Aim: Make an exact copy of the lines, leaving the pictures out.

(A run of records)
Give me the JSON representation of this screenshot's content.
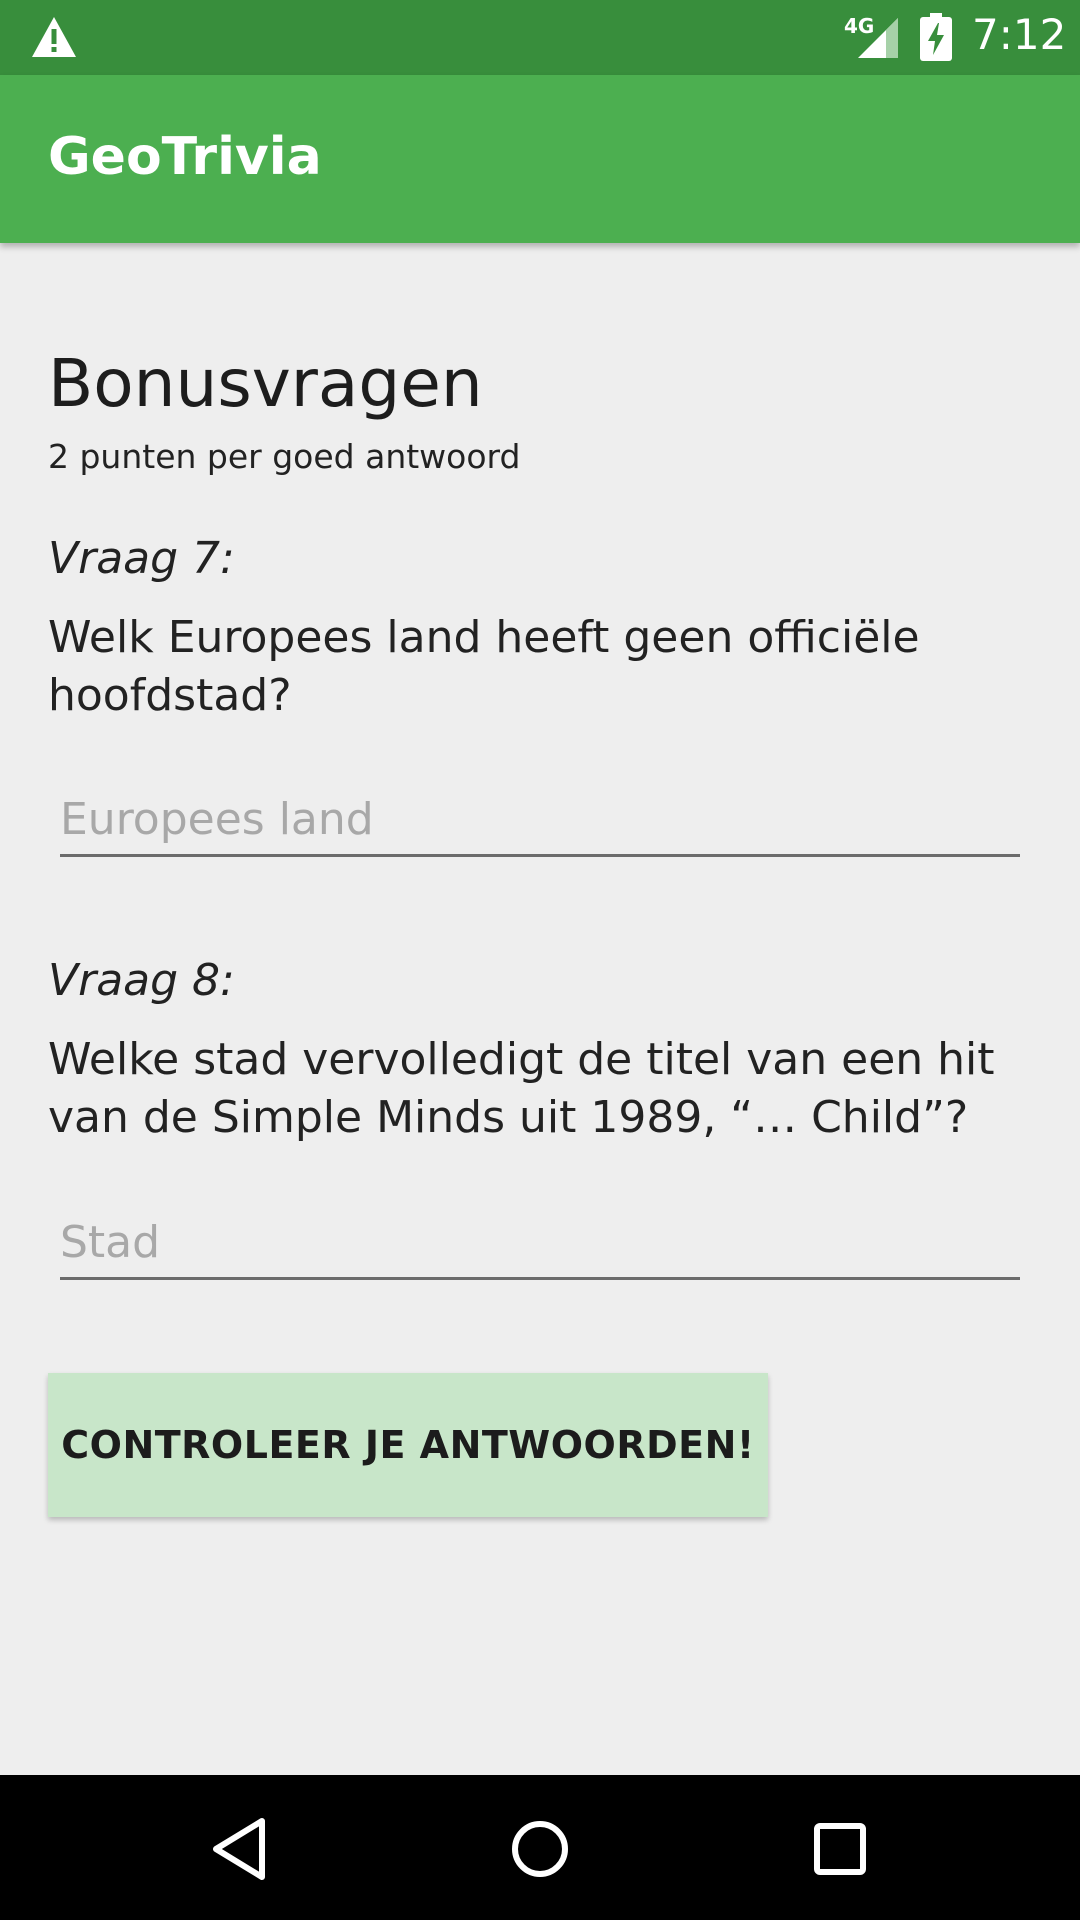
{
  "status_bar": {
    "time": "7:12",
    "network_label": "4G",
    "icons": [
      "warning-icon",
      "signal-icon",
      "battery-charging-icon"
    ]
  },
  "app_bar": {
    "title": "GeoTrivia"
  },
  "bonus": {
    "title": "Bonusvragen",
    "subtitle": "2 punten per goed antwoord"
  },
  "questions": [
    {
      "label": "Vraag 7:",
      "text": "Welk Europees land heeft geen officiële hoofdstad?",
      "placeholder": "Europees land",
      "value": ""
    },
    {
      "label": "Vraag 8:",
      "text": "Welke stad vervolledigt de titel van een hit van de Simple Minds uit 1989, “… Child”?",
      "placeholder": "Stad",
      "value": ""
    }
  ],
  "check_button": {
    "label": "CONTROLEER JE ANTWOORDEN!"
  },
  "colors": {
    "status_bar": "#388e3c",
    "app_bar": "#4caf50",
    "button": "#c8e6c9",
    "background": "#eeeeee"
  },
  "navigation": {
    "icons": [
      "back-icon",
      "home-icon",
      "recents-icon"
    ]
  }
}
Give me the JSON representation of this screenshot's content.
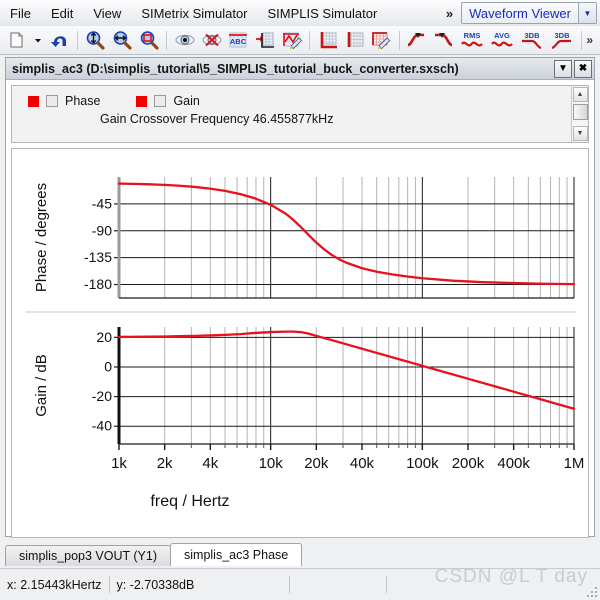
{
  "menubar": {
    "items": [
      "File",
      "Edit",
      "View",
      "SIMetrix Simulator",
      "SIMPLIS Simulator"
    ],
    "overflow": "»",
    "viewer_label": "Waveform Viewer",
    "viewer_arrow": "▼"
  },
  "toolbar": {
    "overflow": "»",
    "buttons": [
      {
        "name": "new-document-icon",
        "title": "New"
      },
      {
        "name": "new-document-dropdown-icon",
        "title": "New menu"
      },
      {
        "name": "undo-icon",
        "title": "Undo"
      },
      {
        "name": "zoom-vertical-icon",
        "title": "Zoom vertical"
      },
      {
        "name": "zoom-horizontal-icon",
        "title": "Zoom horizontal"
      },
      {
        "name": "zoom-box-icon",
        "title": "Zoom box"
      },
      {
        "name": "show-cursor-icon",
        "title": "Show cursors"
      },
      {
        "name": "hide-cursor-icon",
        "title": "Hide cursors"
      },
      {
        "name": "add-text-icon",
        "title": "Add text"
      },
      {
        "name": "add-grid-icon",
        "title": "Add grid"
      },
      {
        "name": "edit-curve-icon",
        "title": "Edit curve"
      },
      {
        "name": "axis-style-icon",
        "title": "Axis style"
      },
      {
        "name": "grid-style-icon",
        "title": "Grid style"
      },
      {
        "name": "graph-properties-icon",
        "title": "Graph properties"
      },
      {
        "name": "rise-time-icon",
        "title": "Rise time"
      },
      {
        "name": "fall-time-icon",
        "title": "Fall time"
      },
      {
        "name": "rms-icon",
        "title": "RMS",
        "text": "RMS"
      },
      {
        "name": "avg-icon",
        "title": "AVG",
        "text": "AVG"
      },
      {
        "name": "3db-lowpass-icon",
        "title": "3dB low pass",
        "text": "3DB"
      },
      {
        "name": "3db-highpass-icon",
        "title": "3dB high pass",
        "text": "3DB"
      }
    ]
  },
  "window": {
    "title": "simplis_ac3 (D:\\simplis_tutorial\\5_SIMPLIS_tutorial_buck_converter.sxsch)",
    "restore_glyph": "▼",
    "close_glyph": "✖"
  },
  "legend": {
    "entries": [
      {
        "label": "Phase",
        "color": "#f20000"
      },
      {
        "label": "Gain",
        "color": "#f20000"
      }
    ],
    "note": "Gain Crossover Frequency  46.455877kHz",
    "scroll_up": "▲",
    "scroll_down": "▼"
  },
  "tabs": [
    {
      "label": "simplis_pop3 VOUT (Y1)",
      "active": false
    },
    {
      "label": "simplis_ac3 Phase",
      "active": true
    }
  ],
  "statusbar": {
    "x_readout": "x: 2.15443kHertz",
    "y_readout": "y: -2.70338dB",
    "cell3": "",
    "cell4": ""
  },
  "watermark": "CSDN @L T day",
  "chart_data": [
    {
      "type": "line",
      "id": "phase-plot",
      "title": "",
      "xlabel": "",
      "ylabel": "Phase / degrees",
      "xscale": "log",
      "xlim": [
        1000,
        1000000
      ],
      "ylim": [
        -202.5,
        0
      ],
      "yticks": [
        -45,
        -90,
        -135,
        -180
      ],
      "ytick_labels": [
        "-45",
        "-90",
        "-135",
        "-180"
      ],
      "xticks": [
        1000,
        2000,
        4000,
        10000,
        20000,
        40000,
        100000,
        200000,
        400000,
        1000000
      ],
      "xtick_labels": [
        "1k",
        "2k",
        "4k",
        "10k",
        "20k",
        "40k",
        "100k",
        "200k",
        "400k",
        "1M"
      ],
      "grid": true,
      "series": [
        {
          "name": "Phase",
          "color": "#e8111c",
          "x": [
            1000,
            1259,
            1585,
            1995,
            2512,
            3162,
            3981,
            5012,
            6310,
            7943,
            10000,
            12589,
            14125,
            15849,
            17783,
            19953,
            22387,
            25119,
            28184,
            31623,
            39811,
            50119,
            63096,
            79433,
            100000,
            158489,
            251189,
            398107,
            630957,
            1000000
          ],
          "y": [
            -11.0,
            -11.5,
            -12.2,
            -13.2,
            -14.6,
            -16.6,
            -19.4,
            -23.2,
            -28.6,
            -36.0,
            -46.5,
            -61.5,
            -72.0,
            -84.0,
            -97.0,
            -109.5,
            -120.5,
            -130.0,
            -137.5,
            -143.5,
            -152.5,
            -158.5,
            -163.0,
            -166.5,
            -169.5,
            -173.5,
            -176.0,
            -177.5,
            -178.6,
            -179.3
          ]
        }
      ]
    },
    {
      "type": "line",
      "id": "gain-plot",
      "title": "",
      "xlabel": "freq / Hertz",
      "ylabel": "Gain / dB",
      "xscale": "log",
      "xlim": [
        1000,
        1000000
      ],
      "ylim": [
        -52,
        27
      ],
      "yticks": [
        20,
        0,
        -20,
        -40
      ],
      "ytick_labels": [
        "20",
        "0",
        "-20",
        "-40"
      ],
      "xticks": [
        1000,
        2000,
        4000,
        10000,
        20000,
        40000,
        100000,
        200000,
        400000,
        1000000
      ],
      "xtick_labels": [
        "1k",
        "2k",
        "4k",
        "10k",
        "20k",
        "40k",
        "100k",
        "200k",
        "400k",
        "1M"
      ],
      "grid": true,
      "series": [
        {
          "name": "Gain",
          "color": "#e8111c",
          "x": [
            1000,
            1259,
            1585,
            1995,
            2512,
            3162,
            3981,
            5012,
            6310,
            7943,
            10000,
            12589,
            14125,
            15849,
            17783,
            19953,
            25119,
            31623,
            39811,
            50119,
            63096,
            79433,
            100000,
            125893,
            158489,
            199526,
            251189,
            316228,
            398107,
            501187,
            630957,
            794328,
            1000000
          ],
          "y": [
            20.3,
            20.4,
            20.5,
            20.6,
            20.8,
            21.0,
            21.3,
            21.7,
            22.2,
            23.0,
            23.6,
            23.9,
            23.9,
            23.5,
            22.5,
            21.0,
            18.2,
            15.3,
            12.4,
            9.5,
            6.6,
            3.7,
            0.8,
            -2.1,
            -5.0,
            -7.9,
            -10.8,
            -13.7,
            -16.6,
            -19.5,
            -22.4,
            -25.3,
            -28.2
          ]
        }
      ]
    }
  ]
}
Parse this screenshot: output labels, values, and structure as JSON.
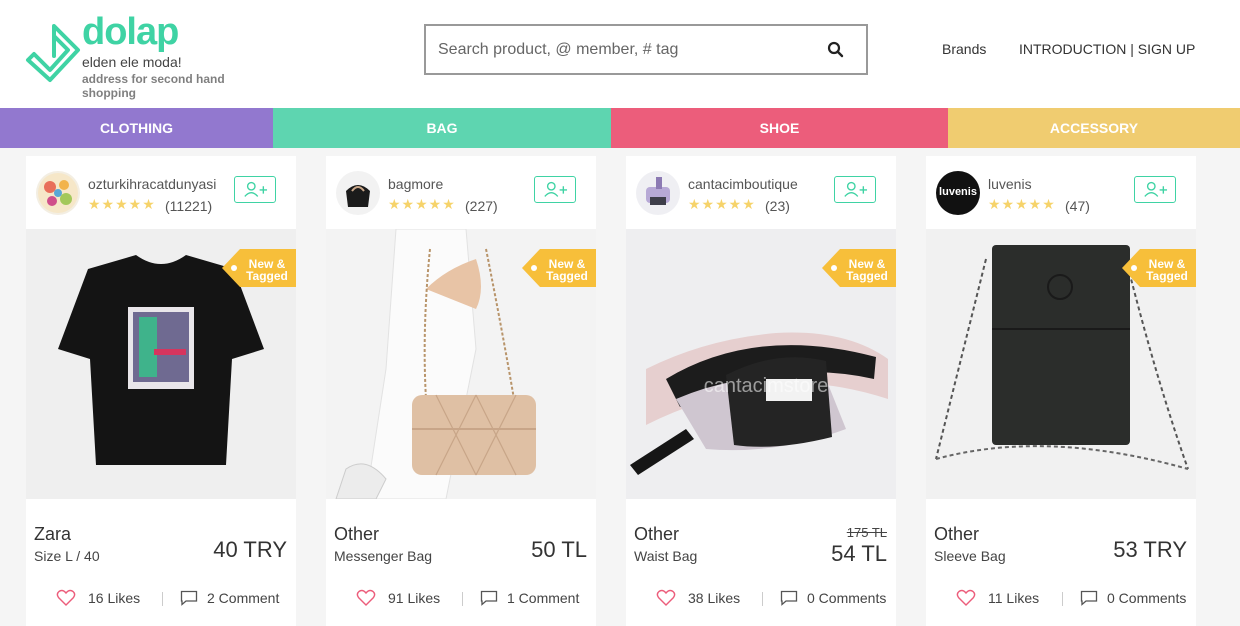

Result:
Give me the JSON representation of this screenshot's content.
{
  "status_bar": {
    "time": "7:12",
    "network_label": "4G",
    "icons": [
      "warning-icon",
      "signal-icon",
      "battery-charging-icon"
    ]
  },
  "app_bar": {
    "title": "GeoTrivia"
  },
  "bonus": {
    "title": "Bonusvragen",
    "subtitle": "2 punten per goed antwoord"
  },
  "questions": [
    {
      "label": "Vraag 7:",
      "text": "Welk Europees land heeft geen officiële hoofdstad?",
      "placeholder": "Europees land",
      "value": ""
    },
    {
      "label": "Vraag 8:",
      "text": "Welke stad vervolledigt de titel van een hit van de Simple Minds uit 1989, “… Child”?",
      "placeholder": "Stad",
      "value": ""
    }
  ],
  "check_button": {
    "label": "CONTROLEER JE ANTWOORDEN!"
  },
  "colors": {
    "status_bar": "#388e3c",
    "app_bar": "#4caf50",
    "button": "#c8e6c9",
    "background": "#eeeeee"
  },
  "navigation": {
    "icons": [
      "back-icon",
      "home-icon",
      "recents-icon"
    ]
  }
}
Give me the JSON representation of this screenshot's content.
{
  "menubar": {
    "items": [
      "File",
      "Edit",
      "View",
      "SIMetrix Simulator",
      "SIMPLIS Simulator"
    ],
    "overflow": "»",
    "viewer_label": "Waveform Viewer",
    "viewer_arrow": "▼"
  },
  "toolbar": {
    "overflow": "»",
    "buttons": [
      {
        "name": "new-document-icon",
        "title": "New"
      },
      {
        "name": "new-document-dropdown-icon",
        "title": "New menu"
      },
      {
        "name": "undo-icon",
        "title": "Undo"
      },
      {
        "name": "zoom-vertical-icon",
        "title": "Zoom vertical"
      },
      {
        "name": "zoom-horizontal-icon",
        "title": "Zoom horizontal"
      },
      {
        "name": "zoom-box-icon",
        "title": "Zoom box"
      },
      {
        "name": "show-cursor-icon",
        "title": "Show cursors"
      },
      {
        "name": "hide-cursor-icon",
        "title": "Hide cursors"
      },
      {
        "name": "add-text-icon",
        "title": "Add text"
      },
      {
        "name": "add-grid-icon",
        "title": "Add grid"
      },
      {
        "name": "edit-curve-icon",
        "title": "Edit curve"
      },
      {
        "name": "axis-style-icon",
        "title": "Axis style"
      },
      {
        "name": "grid-style-icon",
        "title": "Grid style"
      },
      {
        "name": "graph-properties-icon",
        "title": "Graph properties"
      },
      {
        "name": "rise-time-icon",
        "title": "Rise time"
      },
      {
        "name": "fall-time-icon",
        "title": "Fall time"
      },
      {
        "name": "rms-icon",
        "title": "RMS",
        "text": "RMS"
      },
      {
        "name": "avg-icon",
        "title": "AVG",
        "text": "AVG"
      },
      {
        "name": "3db-lowpass-icon",
        "title": "3dB low pass",
        "text": "3DB"
      },
      {
        "name": "3db-highpass-icon",
        "title": "3dB high pass",
        "text": "3DB"
      }
    ]
  },
  "window": {
    "title": "simplis_ac3 (D:\\simplis_tutorial\\5_SIMPLIS_tutorial_buck_converter.sxsch)",
    "restore_glyph": "▼",
    "close_glyph": "✖"
  },
  "legend": {
    "entries": [
      {
        "label": "Phase",
        "color": "#f20000"
      },
      {
        "label": "Gain",
        "color": "#f20000"
      }
    ],
    "note": "Gain Crossover Frequency  46.455877kHz",
    "scroll_up": "▲",
    "scroll_down": "▼"
  },
  "tabs": [
    {
      "label": "simplis_pop3 VOUT (Y1)",
      "active": false
    },
    {
      "label": "simplis_ac3 Phase",
      "active": true
    }
  ],
  "statusbar": {
    "x_readout": "x: 2.15443kHertz",
    "y_readout": "y: -2.70338dB",
    "cell3": "",
    "cell4": ""
  },
  "watermark": "CSDN @L T day",
  "chart_data": [
    {
      "type": "line",
      "id": "phase-plot",
      "title": "",
      "xlabel": "",
      "ylabel": "Phase / degrees",
      "xscale": "log",
      "xlim": [
        1000,
        1000000
      ],
      "ylim": [
        -202.5,
        0
      ],
      "yticks": [
        -45,
        -90,
        -135,
        -180
      ],
      "ytick_labels": [
        "-45",
        "-90",
        "-135",
        "-180"
      ],
      "xticks": [
        1000,
        2000,
        4000,
        10000,
        20000,
        40000,
        100000,
        200000,
        400000,
        1000000
      ],
      "xtick_labels": [
        "1k",
        "2k",
        "4k",
        "10k",
        "20k",
        "40k",
        "100k",
        "200k",
        "400k",
        "1M"
      ],
      "grid": true,
      "series": [
        {
          "name": "Phase",
          "color": "#e8111c",
          "x": [
            1000,
            1259,
            1585,
            1995,
            2512,
            3162,
            3981,
            5012,
            6310,
            7943,
            10000,
            12589,
            14125,
            15849,
            17783,
            19953,
            22387,
            25119,
            28184,
            31623,
            39811,
            50119,
            63096,
            79433,
            100000,
            158489,
            251189,
            398107,
            630957,
            1000000
          ],
          "y": [
            -11.0,
            -11.5,
            -12.2,
            -13.2,
            -14.6,
            -16.6,
            -19.4,
            -23.2,
            -28.6,
            -36.0,
            -46.5,
            -61.5,
            -72.0,
            -84.0,
            -97.0,
            -109.5,
            -120.5,
            -130.0,
            -137.5,
            -143.5,
            -152.5,
            -158.5,
            -163.0,
            -166.5,
            -169.5,
            -173.5,
            -176.0,
            -177.5,
            -178.6,
            -179.3
          ]
        }
      ]
    },
    {
      "type": "line",
      "id": "gain-plot",
      "title": "",
      "xlabel": "freq / Hertz",
      "ylabel": "Gain / dB",
      "xscale": "log",
      "xlim": [
        1000,
        1000000
      ],
      "ylim": [
        -52,
        27
      ],
      "yticks": [
        20,
        0,
        -20,
        -40
      ],
      "ytick_labels": [
        "20",
        "0",
        "-20",
        "-40"
      ],
      "xticks": [
        1000,
        2000,
        4000,
        10000,
        20000,
        40000,
        100000,
        200000,
        400000,
        1000000
      ],
      "xtick_labels": [
        "1k",
        "2k",
        "4k",
        "10k",
        "20k",
        "40k",
        "100k",
        "200k",
        "400k",
        "1M"
      ],
      "grid": true,
      "series": [
        {
          "name": "Gain",
          "color": "#e8111c",
          "x": [
            1000,
            1259,
            1585,
            1995,
            2512,
            3162,
            3981,
            5012,
            6310,
            7943,
            10000,
            12589,
            14125,
            15849,
            17783,
            19953,
            25119,
            31623,
            39811,
            50119,
            63096,
            79433,
            100000,
            125893,
            158489,
            199526,
            251189,
            316228,
            398107,
            501187,
            630957,
            794328,
            1000000
          ],
          "y": [
            20.3,
            20.4,
            20.5,
            20.6,
            20.8,
            21.0,
            21.3,
            21.7,
            22.2,
            23.0,
            23.6,
            23.9,
            23.9,
            23.5,
            22.5,
            21.0,
            18.2,
            15.3,
            12.4,
            9.5,
            6.6,
            3.7,
            0.8,
            -2.1,
            -5.0,
            -7.9,
            -10.8,
            -13.7,
            -16.6,
            -19.5,
            -22.4,
            -25.3,
            -28.2
          ]
        }
      ]
    }
  ]
}
Parse this screenshot: output labels, values, and structure as JSON.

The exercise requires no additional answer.